- [Instructions for the task]: Wherever "pass" appears in a line, copy that line.

━━━━━ Excerpted records

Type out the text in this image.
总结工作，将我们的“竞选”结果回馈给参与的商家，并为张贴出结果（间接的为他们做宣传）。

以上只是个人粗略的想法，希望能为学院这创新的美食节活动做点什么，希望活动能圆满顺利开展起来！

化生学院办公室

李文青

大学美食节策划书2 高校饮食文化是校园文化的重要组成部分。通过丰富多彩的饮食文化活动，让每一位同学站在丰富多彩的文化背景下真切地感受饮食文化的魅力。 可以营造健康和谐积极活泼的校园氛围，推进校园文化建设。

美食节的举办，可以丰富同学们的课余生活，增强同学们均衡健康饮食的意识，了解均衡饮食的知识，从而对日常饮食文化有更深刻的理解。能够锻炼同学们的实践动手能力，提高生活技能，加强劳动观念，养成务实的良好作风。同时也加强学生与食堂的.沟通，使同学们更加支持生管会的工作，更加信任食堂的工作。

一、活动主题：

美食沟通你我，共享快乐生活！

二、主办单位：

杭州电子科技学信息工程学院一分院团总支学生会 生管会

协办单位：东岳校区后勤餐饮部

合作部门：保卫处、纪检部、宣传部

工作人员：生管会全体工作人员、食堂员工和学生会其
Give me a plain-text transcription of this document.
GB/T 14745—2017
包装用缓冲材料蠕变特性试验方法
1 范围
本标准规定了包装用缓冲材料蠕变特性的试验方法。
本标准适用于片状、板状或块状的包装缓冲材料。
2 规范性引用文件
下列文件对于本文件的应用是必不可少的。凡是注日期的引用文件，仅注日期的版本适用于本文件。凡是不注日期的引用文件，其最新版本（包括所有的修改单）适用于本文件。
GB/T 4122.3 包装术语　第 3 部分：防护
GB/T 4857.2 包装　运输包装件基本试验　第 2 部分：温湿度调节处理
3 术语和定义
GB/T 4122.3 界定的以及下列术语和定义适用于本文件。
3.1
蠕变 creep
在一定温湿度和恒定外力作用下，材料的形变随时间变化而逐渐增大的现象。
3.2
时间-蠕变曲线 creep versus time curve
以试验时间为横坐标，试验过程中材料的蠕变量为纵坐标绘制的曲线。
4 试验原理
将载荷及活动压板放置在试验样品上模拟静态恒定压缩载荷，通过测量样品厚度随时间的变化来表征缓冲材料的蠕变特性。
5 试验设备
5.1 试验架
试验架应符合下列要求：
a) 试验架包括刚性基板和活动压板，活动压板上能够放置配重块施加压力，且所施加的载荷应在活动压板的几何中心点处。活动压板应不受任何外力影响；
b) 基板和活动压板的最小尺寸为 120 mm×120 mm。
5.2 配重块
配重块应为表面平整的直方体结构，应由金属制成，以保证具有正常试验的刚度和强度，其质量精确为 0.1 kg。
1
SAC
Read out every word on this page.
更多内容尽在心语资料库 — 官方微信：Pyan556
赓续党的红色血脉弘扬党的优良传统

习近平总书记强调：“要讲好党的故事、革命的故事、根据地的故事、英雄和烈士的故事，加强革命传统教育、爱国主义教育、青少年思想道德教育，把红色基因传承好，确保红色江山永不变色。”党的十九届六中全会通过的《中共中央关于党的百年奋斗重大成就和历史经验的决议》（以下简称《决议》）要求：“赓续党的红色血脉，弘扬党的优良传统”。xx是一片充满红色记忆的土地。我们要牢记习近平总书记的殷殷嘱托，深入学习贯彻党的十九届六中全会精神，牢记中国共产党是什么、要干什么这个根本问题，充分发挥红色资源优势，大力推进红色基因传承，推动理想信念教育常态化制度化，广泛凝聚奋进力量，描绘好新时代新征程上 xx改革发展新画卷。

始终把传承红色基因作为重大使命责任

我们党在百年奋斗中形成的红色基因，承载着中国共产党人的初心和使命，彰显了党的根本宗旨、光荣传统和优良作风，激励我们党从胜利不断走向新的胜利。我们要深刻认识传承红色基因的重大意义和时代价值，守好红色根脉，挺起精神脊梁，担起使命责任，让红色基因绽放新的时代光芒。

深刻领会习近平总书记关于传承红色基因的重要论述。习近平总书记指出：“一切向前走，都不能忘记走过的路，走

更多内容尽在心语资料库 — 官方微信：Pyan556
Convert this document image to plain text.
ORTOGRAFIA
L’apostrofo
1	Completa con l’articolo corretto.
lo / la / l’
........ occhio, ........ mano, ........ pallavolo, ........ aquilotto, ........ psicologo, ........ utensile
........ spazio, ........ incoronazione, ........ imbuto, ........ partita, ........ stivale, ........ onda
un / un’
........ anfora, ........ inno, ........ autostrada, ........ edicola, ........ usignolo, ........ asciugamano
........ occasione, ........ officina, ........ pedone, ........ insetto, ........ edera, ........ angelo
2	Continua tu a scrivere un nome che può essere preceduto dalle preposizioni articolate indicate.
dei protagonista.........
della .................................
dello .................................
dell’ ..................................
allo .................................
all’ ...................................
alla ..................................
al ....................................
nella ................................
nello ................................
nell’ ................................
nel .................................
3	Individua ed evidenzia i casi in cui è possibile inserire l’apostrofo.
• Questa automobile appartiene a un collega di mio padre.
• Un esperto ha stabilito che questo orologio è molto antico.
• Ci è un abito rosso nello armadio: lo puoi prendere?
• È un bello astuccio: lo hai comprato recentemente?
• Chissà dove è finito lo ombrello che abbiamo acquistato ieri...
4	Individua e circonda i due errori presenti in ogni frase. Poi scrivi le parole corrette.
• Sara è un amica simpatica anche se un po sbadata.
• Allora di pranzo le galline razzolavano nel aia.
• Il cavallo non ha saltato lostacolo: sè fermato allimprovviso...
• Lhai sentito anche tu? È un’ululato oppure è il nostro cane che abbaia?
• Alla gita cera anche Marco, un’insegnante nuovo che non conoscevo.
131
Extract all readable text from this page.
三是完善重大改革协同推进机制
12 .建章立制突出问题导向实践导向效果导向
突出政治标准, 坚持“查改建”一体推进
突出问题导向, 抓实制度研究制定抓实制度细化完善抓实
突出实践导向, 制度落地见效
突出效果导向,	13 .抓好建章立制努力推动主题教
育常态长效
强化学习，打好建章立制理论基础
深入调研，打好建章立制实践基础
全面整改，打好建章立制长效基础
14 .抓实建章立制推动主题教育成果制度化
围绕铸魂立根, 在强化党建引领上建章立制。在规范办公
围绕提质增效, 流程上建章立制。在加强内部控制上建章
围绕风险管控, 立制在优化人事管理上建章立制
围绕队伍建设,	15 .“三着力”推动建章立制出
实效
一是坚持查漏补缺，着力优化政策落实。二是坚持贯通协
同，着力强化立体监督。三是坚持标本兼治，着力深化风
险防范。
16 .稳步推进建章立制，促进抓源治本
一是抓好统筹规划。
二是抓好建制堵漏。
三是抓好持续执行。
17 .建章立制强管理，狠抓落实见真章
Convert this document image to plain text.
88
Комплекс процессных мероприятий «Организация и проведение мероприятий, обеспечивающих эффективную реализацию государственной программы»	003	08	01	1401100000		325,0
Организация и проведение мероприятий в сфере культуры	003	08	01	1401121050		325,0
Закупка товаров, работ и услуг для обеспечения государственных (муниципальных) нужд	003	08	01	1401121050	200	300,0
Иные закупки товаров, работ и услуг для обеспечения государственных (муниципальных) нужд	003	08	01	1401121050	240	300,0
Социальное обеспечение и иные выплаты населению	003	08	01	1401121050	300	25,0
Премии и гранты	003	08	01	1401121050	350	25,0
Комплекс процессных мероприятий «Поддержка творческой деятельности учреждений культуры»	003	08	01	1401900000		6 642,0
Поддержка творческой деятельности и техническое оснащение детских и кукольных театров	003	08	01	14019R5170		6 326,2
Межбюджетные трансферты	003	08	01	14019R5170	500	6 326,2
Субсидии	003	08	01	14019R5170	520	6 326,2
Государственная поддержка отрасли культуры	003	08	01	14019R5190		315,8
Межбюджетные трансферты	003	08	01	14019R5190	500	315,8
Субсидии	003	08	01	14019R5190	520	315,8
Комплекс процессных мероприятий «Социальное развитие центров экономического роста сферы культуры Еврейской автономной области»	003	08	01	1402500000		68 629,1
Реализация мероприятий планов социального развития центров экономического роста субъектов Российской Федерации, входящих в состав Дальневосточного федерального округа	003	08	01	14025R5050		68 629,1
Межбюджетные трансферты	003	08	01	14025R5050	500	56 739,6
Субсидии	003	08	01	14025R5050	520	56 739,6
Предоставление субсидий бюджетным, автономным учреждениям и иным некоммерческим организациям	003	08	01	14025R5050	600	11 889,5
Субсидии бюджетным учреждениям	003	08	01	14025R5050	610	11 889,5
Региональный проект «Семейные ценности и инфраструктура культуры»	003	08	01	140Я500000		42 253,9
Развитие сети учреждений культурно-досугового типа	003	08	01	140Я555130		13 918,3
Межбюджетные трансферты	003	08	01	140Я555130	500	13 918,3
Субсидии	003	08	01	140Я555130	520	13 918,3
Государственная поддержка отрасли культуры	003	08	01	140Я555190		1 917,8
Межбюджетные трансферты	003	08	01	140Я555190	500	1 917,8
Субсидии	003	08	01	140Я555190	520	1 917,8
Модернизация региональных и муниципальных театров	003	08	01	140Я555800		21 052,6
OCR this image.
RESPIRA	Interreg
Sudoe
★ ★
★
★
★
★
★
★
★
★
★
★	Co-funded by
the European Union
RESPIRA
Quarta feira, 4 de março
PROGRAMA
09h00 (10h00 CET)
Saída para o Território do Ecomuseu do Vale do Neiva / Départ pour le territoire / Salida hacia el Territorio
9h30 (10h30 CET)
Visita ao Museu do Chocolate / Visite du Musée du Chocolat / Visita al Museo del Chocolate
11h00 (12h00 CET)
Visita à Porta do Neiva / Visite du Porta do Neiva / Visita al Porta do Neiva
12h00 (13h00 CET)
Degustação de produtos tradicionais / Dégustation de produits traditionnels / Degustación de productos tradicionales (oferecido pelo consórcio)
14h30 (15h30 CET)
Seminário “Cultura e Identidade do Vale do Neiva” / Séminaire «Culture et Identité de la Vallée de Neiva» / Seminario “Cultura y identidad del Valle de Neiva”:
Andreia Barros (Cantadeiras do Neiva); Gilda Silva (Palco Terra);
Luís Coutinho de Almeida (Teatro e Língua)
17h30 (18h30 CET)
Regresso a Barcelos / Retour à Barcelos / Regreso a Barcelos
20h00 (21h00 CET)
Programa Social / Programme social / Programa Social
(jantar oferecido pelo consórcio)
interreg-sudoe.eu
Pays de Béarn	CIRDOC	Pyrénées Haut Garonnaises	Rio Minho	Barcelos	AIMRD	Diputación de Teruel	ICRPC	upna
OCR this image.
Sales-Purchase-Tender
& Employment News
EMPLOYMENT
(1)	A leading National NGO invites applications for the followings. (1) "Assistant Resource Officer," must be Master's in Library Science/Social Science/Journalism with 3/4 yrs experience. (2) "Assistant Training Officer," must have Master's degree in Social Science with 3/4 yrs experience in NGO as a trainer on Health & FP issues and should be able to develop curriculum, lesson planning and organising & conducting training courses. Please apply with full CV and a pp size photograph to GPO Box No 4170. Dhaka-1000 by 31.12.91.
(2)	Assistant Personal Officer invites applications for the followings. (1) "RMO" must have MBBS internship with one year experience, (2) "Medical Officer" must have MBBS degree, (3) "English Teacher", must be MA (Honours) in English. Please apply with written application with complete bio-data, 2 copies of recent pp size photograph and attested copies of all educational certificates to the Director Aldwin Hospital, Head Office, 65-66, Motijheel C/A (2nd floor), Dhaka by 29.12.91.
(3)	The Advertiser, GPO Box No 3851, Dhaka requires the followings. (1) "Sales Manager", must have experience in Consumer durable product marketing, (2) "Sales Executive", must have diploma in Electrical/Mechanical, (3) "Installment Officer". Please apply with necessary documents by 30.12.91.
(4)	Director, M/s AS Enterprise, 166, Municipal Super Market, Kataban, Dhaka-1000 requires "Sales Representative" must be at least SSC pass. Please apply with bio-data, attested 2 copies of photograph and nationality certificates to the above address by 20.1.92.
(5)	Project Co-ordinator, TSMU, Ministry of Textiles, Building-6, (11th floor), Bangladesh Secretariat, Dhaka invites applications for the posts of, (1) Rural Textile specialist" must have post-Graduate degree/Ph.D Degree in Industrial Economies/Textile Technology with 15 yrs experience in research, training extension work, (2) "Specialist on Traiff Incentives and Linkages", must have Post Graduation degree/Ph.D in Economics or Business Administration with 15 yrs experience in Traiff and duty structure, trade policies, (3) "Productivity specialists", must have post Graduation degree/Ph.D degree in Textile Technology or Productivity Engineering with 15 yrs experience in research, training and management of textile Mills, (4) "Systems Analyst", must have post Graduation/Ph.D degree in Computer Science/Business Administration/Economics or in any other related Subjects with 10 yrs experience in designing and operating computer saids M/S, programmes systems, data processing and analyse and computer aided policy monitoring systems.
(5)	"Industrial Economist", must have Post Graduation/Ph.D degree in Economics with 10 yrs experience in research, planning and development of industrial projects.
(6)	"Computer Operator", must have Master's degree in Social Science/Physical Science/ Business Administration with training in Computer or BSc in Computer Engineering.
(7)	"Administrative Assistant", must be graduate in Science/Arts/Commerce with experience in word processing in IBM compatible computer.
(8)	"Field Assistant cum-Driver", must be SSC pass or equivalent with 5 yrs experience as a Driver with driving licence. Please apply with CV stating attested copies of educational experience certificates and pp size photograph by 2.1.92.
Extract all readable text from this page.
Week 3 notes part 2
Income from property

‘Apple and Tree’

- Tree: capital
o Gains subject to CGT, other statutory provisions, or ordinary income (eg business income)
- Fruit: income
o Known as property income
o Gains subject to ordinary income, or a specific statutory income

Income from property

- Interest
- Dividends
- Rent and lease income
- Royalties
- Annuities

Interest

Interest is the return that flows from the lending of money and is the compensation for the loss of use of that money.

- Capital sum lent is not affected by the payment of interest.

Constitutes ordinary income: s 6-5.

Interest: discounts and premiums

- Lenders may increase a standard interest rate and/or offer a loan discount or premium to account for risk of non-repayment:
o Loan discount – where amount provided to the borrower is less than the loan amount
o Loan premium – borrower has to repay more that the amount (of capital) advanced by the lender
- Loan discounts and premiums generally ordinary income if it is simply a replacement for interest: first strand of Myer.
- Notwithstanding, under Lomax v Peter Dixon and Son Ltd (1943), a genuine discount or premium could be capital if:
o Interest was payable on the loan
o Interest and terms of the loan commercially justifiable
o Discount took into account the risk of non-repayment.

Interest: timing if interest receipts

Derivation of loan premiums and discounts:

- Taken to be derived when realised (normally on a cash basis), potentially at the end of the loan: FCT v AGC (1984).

━━━━━━━━━━

- [Exercise solution]:
(4)	Director, M/s AS Enterprise, 166, Municipal Super Market, Kataban, Dhaka-1000 requires "Sales Representative" must be at least SSC pass. Please apply with bio-data, attested 2 copies of photograph and nationality certificates to the above address by 20.1.92.
(8)	"Field Assistant cum-Driver", must be SSC pass or equivalent with 5 yrs experience as a Driver with driving licence. Please apply with CV stating attested copies of educational experience certificates and pp size photograph by 2.1.92.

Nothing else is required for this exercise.